Aim
Copy every line in the records below that contains the word "xlabel".

Records

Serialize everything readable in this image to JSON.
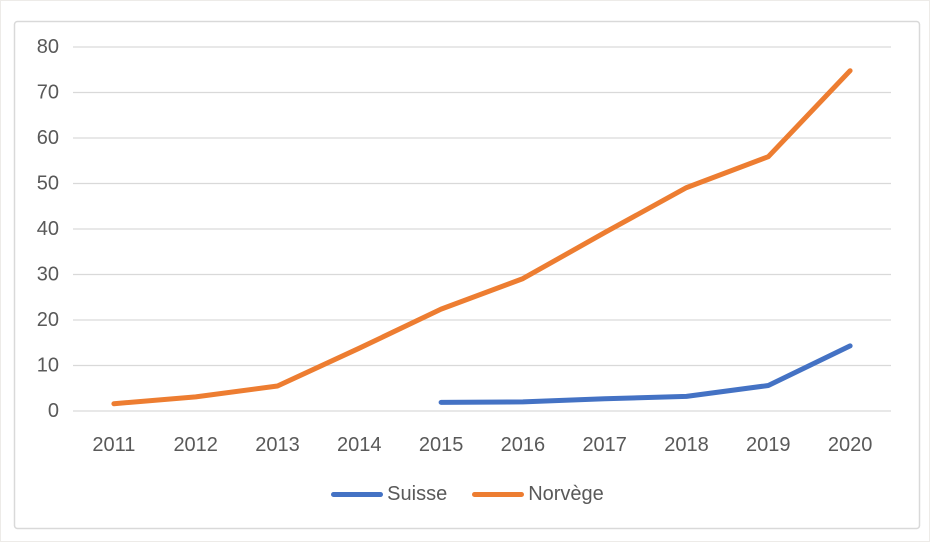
{
  "chart_data": {
    "type": "line",
    "categories": [
      "2011",
      "2012",
      "2013",
      "2014",
      "2015",
      "2016",
      "2017",
      "2018",
      "2019",
      "2020"
    ],
    "series": [
      {
        "name": "Suisse",
        "color": "#4472C4",
        "values": [
          null,
          null,
          null,
          null,
          1.9,
          2.0,
          2.7,
          3.2,
          5.6,
          14.3
        ]
      },
      {
        "name": "Norvège",
        "color": "#ED7D31",
        "values": [
          1.6,
          3.1,
          5.5,
          13.8,
          22.4,
          29.1,
          39.2,
          49.1,
          55.9,
          74.8
        ]
      }
    ],
    "title": "",
    "xlabel": "",
    "ylabel": "",
    "ylim": [
      0,
      80
    ],
    "y_ticks": [
      0,
      10,
      20,
      30,
      40,
      50,
      60,
      70,
      80
    ],
    "grid": "horizontal",
    "legend_position": "bottom-center",
    "colors": {
      "gridline": "#D9D9D9",
      "axis_line": "#D9D9D9",
      "axis_label": "#595959",
      "chart_border": "#D9D9D9",
      "background": "#FFFFFF"
    }
  }
}
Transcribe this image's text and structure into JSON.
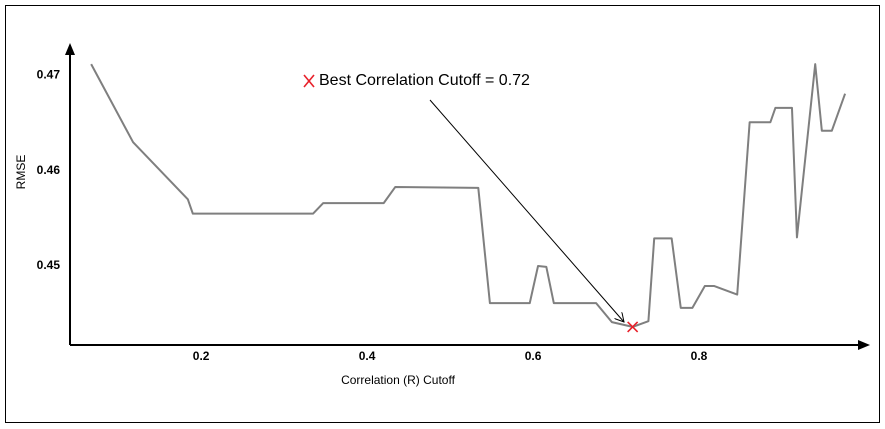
{
  "chart_data": {
    "type": "line",
    "xlabel": "Correlation (R) Cutoff",
    "ylabel": "RMSE",
    "annotation": "Best Correlation Cutoff = 0.72",
    "color": "#7f7f7f",
    "marker_color": "#e8202a",
    "grid": false,
    "xlim": [
      0.042,
      1.0
    ],
    "ylim": [
      0.4417,
      0.473
    ],
    "xticks": [
      0.2,
      0.4,
      0.6,
      0.8
    ],
    "yticks": [
      0.45,
      0.46,
      0.47
    ],
    "x": [
      0.0675,
      0.118,
      0.184,
      0.19,
      0.335,
      0.347,
      0.42,
      0.434,
      0.534,
      0.548,
      0.596,
      0.606,
      0.616,
      0.625,
      0.676,
      0.695,
      0.72,
      0.739,
      0.746,
      0.767,
      0.778,
      0.792,
      0.807,
      0.818,
      0.846,
      0.861,
      0.886,
      0.892,
      0.912,
      0.918,
      0.94,
      0.948,
      0.96,
      0.976
    ],
    "values": [
      0.4712,
      0.463,
      0.457,
      0.4555,
      0.4555,
      0.4566,
      0.4566,
      0.4583,
      0.4582,
      0.4461,
      0.4461,
      0.45,
      0.4499,
      0.4461,
      0.4461,
      0.4441,
      0.4436,
      0.4442,
      0.4529,
      0.4529,
      0.4456,
      0.4456,
      0.4479,
      0.4479,
      0.447,
      0.4651,
      0.4651,
      0.4666,
      0.4666,
      0.453,
      0.4712,
      0.4642,
      0.4642,
      0.4681
    ],
    "best_point": {
      "x": 0.72,
      "y": 0.4436
    }
  }
}
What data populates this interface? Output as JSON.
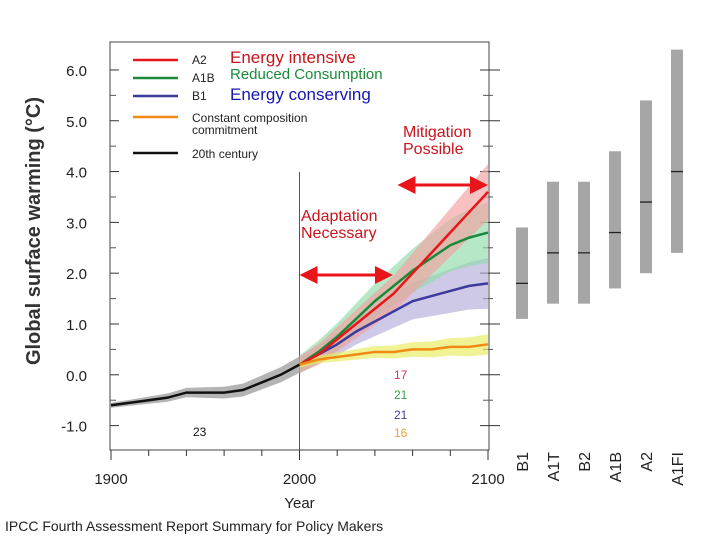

Solution to this exercise
    "xlabel": "",
    "xlabel": "Correlation (R) Cutoff",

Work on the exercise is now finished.